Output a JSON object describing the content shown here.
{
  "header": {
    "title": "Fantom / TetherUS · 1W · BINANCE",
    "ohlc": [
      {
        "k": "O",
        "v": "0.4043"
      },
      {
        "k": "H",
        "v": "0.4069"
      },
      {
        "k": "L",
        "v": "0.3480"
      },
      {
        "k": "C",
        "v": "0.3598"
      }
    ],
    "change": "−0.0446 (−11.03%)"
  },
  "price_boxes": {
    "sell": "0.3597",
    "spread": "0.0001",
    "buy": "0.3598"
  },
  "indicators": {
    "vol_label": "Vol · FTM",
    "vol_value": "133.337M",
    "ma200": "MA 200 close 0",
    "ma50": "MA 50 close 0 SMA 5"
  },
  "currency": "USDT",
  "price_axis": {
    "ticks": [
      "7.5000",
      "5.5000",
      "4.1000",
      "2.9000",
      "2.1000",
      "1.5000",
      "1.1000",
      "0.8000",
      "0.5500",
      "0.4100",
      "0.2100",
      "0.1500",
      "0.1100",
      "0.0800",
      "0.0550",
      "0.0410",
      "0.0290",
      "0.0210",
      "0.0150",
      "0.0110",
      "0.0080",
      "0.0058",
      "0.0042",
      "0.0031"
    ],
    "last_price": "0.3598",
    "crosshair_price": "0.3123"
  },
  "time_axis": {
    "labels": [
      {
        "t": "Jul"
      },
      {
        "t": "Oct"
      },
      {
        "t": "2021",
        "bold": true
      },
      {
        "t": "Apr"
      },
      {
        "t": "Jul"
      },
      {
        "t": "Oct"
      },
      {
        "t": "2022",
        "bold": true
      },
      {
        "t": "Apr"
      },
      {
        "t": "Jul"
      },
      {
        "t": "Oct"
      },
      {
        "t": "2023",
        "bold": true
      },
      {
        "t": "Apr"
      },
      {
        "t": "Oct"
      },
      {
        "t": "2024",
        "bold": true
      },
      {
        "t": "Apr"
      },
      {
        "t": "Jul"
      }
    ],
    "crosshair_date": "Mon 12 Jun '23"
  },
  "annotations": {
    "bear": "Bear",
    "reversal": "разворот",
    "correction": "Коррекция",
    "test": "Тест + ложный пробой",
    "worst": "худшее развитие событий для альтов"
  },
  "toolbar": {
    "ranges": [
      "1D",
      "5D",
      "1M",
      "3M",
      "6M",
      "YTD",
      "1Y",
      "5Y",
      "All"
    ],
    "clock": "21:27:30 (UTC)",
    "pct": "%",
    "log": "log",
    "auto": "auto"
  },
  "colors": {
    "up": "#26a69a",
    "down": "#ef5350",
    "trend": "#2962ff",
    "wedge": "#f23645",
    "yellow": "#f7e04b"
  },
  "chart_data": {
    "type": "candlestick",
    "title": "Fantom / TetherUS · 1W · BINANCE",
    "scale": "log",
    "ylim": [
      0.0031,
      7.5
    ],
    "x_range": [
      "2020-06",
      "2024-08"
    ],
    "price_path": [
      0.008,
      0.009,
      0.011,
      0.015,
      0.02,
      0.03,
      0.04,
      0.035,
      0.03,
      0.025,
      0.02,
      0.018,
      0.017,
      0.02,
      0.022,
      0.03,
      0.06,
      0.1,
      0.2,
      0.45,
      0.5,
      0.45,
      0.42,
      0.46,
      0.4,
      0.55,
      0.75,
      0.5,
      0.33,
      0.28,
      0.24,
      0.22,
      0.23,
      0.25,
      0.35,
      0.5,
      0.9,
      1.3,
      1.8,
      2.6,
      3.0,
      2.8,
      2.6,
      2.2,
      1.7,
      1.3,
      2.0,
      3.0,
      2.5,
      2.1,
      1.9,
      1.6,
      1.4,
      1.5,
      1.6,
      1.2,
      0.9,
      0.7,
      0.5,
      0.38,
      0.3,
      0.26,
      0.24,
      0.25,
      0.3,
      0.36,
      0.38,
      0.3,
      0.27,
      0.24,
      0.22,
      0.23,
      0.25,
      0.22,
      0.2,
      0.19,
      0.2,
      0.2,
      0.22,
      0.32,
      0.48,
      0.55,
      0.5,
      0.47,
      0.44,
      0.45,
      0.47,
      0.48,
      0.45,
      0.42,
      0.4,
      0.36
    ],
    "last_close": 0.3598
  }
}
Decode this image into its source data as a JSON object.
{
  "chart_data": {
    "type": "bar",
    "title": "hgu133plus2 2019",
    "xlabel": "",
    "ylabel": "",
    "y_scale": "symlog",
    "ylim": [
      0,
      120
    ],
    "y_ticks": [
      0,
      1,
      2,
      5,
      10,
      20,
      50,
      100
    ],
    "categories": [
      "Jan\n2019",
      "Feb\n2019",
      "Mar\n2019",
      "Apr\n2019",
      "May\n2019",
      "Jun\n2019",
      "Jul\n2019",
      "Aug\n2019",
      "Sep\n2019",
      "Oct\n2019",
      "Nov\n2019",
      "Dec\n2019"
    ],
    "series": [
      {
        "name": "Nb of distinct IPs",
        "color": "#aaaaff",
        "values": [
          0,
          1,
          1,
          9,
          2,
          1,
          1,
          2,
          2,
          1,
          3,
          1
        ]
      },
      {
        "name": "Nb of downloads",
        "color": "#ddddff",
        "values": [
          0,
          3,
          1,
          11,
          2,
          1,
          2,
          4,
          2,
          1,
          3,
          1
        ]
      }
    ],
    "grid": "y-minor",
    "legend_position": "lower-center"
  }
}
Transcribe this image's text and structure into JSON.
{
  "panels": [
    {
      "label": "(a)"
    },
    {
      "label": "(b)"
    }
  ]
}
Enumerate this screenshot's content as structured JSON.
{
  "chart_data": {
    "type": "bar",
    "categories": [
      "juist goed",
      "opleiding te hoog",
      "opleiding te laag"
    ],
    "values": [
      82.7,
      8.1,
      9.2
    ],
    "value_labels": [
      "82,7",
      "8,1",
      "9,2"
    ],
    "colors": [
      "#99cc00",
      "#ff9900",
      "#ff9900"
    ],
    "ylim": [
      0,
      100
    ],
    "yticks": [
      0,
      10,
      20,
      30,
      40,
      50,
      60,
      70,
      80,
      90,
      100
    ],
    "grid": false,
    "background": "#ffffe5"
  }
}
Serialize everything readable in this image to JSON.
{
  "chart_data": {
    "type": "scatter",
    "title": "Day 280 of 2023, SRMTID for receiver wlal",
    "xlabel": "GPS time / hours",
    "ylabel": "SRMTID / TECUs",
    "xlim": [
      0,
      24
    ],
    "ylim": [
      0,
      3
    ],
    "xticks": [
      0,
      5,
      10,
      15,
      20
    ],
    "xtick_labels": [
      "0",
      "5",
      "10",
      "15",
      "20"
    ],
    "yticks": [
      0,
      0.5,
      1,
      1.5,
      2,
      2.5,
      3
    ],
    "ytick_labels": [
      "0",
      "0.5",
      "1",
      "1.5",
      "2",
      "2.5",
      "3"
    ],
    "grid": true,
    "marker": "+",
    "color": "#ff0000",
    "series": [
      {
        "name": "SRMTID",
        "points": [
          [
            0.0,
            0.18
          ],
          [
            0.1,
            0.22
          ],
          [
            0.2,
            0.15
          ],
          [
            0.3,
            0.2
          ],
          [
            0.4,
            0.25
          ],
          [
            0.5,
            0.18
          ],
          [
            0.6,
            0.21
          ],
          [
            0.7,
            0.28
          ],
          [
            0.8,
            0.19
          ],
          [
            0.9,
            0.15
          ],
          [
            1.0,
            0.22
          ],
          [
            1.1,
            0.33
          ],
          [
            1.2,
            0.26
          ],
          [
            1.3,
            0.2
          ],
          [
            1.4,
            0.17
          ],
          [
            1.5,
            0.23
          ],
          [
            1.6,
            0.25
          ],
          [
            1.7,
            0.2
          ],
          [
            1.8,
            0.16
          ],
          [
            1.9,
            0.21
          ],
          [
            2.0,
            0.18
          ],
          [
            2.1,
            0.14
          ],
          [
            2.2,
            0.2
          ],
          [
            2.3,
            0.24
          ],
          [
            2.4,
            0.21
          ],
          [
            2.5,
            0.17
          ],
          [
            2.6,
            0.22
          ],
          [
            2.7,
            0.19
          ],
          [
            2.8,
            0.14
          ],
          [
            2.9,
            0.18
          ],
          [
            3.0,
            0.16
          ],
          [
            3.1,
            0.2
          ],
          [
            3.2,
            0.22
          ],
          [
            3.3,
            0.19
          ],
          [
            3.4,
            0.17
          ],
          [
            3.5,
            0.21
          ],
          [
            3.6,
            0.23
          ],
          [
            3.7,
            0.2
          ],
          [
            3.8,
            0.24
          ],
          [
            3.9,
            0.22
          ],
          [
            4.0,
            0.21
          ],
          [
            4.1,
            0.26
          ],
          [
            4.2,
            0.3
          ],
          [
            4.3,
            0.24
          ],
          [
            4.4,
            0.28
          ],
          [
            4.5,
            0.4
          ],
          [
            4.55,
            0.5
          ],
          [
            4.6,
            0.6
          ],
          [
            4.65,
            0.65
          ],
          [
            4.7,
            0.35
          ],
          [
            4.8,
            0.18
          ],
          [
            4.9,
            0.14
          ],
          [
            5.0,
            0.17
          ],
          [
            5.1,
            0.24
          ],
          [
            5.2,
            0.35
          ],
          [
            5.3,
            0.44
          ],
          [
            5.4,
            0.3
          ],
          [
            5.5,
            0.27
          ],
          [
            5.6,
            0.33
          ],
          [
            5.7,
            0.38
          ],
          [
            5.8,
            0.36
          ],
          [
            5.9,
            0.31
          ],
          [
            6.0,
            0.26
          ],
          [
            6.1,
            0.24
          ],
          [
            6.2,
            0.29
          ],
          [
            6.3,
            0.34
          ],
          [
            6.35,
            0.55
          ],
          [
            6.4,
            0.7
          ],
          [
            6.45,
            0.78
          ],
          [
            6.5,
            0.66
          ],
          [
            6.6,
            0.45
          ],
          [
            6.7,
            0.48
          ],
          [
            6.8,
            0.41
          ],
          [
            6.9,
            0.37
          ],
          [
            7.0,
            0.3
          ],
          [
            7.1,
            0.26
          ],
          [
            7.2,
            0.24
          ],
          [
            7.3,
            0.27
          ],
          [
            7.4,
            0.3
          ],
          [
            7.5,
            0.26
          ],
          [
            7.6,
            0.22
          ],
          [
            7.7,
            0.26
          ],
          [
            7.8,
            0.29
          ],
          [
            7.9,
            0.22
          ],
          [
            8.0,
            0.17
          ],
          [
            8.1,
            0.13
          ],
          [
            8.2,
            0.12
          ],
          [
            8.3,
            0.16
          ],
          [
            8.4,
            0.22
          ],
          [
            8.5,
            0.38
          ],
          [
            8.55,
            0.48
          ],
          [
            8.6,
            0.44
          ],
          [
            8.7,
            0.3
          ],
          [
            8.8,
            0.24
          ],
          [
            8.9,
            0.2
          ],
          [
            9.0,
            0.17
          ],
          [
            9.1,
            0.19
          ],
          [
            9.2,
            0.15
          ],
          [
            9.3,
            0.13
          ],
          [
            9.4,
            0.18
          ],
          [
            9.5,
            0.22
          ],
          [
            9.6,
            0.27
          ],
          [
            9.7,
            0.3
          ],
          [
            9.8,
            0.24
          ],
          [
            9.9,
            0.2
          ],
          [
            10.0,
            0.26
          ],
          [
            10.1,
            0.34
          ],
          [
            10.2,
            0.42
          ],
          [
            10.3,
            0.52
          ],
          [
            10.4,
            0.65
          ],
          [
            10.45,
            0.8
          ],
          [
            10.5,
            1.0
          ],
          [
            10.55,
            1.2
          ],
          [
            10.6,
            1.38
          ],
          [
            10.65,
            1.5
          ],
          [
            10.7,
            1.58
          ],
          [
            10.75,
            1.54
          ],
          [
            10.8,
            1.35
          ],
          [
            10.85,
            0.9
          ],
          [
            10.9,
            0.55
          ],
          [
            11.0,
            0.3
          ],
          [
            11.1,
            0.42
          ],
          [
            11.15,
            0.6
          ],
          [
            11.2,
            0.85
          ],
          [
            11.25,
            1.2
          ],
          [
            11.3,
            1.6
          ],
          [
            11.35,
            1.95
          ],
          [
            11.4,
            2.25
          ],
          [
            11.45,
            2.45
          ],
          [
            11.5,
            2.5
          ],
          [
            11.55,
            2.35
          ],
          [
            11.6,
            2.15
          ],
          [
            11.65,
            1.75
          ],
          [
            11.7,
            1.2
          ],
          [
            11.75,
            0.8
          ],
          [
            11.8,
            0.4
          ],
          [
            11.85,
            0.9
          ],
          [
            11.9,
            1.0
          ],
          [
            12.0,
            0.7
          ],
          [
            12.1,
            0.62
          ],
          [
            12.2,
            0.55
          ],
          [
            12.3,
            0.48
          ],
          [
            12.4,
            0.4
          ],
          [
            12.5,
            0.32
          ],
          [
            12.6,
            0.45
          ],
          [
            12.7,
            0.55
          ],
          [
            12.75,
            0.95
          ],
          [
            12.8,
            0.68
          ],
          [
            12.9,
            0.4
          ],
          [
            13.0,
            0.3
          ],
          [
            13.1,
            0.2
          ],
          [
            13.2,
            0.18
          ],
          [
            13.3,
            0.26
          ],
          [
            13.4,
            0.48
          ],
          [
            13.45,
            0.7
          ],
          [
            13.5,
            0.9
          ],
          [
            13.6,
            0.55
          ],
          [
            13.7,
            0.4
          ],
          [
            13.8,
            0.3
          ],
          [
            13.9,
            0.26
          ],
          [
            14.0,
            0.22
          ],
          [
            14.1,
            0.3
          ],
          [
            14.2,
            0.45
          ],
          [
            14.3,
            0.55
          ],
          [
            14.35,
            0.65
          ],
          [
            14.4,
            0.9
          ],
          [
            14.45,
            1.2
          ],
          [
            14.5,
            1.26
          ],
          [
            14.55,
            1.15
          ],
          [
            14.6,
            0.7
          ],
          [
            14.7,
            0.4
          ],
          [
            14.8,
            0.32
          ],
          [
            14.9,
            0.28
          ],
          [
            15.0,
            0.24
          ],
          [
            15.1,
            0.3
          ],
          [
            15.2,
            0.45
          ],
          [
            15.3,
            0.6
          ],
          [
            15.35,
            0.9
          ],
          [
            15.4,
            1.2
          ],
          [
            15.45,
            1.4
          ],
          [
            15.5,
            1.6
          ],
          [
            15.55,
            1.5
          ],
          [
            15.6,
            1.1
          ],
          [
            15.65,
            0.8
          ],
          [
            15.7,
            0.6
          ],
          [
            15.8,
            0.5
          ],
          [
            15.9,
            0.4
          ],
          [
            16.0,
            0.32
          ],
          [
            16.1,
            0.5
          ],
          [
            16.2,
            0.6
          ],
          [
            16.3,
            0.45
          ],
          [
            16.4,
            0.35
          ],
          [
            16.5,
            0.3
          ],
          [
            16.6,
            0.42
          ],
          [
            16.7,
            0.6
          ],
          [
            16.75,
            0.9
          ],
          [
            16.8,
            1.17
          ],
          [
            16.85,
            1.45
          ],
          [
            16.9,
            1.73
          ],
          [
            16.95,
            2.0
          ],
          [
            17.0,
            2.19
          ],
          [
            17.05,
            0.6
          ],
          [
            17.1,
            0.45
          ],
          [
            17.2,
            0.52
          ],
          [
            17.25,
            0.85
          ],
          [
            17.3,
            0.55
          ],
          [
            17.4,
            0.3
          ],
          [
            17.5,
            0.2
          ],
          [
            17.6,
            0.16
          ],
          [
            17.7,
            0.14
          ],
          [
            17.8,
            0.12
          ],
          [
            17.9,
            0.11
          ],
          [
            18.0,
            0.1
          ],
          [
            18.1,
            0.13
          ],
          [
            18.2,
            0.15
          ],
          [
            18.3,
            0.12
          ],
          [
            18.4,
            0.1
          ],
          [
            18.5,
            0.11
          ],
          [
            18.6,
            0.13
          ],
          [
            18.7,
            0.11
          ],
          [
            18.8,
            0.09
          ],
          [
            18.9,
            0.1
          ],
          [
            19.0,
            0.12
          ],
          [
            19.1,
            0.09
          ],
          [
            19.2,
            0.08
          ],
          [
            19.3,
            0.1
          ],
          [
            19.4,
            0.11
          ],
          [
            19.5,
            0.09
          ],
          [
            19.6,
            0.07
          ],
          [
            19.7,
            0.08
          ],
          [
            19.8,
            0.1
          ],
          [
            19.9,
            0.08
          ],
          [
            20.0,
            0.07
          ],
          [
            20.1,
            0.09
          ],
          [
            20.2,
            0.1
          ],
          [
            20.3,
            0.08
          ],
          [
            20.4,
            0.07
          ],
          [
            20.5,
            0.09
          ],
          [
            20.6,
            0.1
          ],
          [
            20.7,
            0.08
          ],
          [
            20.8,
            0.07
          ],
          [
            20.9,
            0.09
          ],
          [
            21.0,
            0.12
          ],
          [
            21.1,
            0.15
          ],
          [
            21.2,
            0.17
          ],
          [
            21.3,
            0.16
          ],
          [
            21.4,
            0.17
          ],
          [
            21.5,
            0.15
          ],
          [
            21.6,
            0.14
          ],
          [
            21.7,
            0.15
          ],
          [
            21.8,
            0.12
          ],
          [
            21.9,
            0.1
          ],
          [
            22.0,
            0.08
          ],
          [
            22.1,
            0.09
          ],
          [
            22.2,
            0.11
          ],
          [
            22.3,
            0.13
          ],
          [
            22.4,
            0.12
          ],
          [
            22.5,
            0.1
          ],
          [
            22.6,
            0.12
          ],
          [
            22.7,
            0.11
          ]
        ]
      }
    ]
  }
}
* * * *
Find the word "name" and list each line it appears in.

        "name": "Nb of distinct IPs",
        "name": "Nb of downloads",
        "name": "SRMTID",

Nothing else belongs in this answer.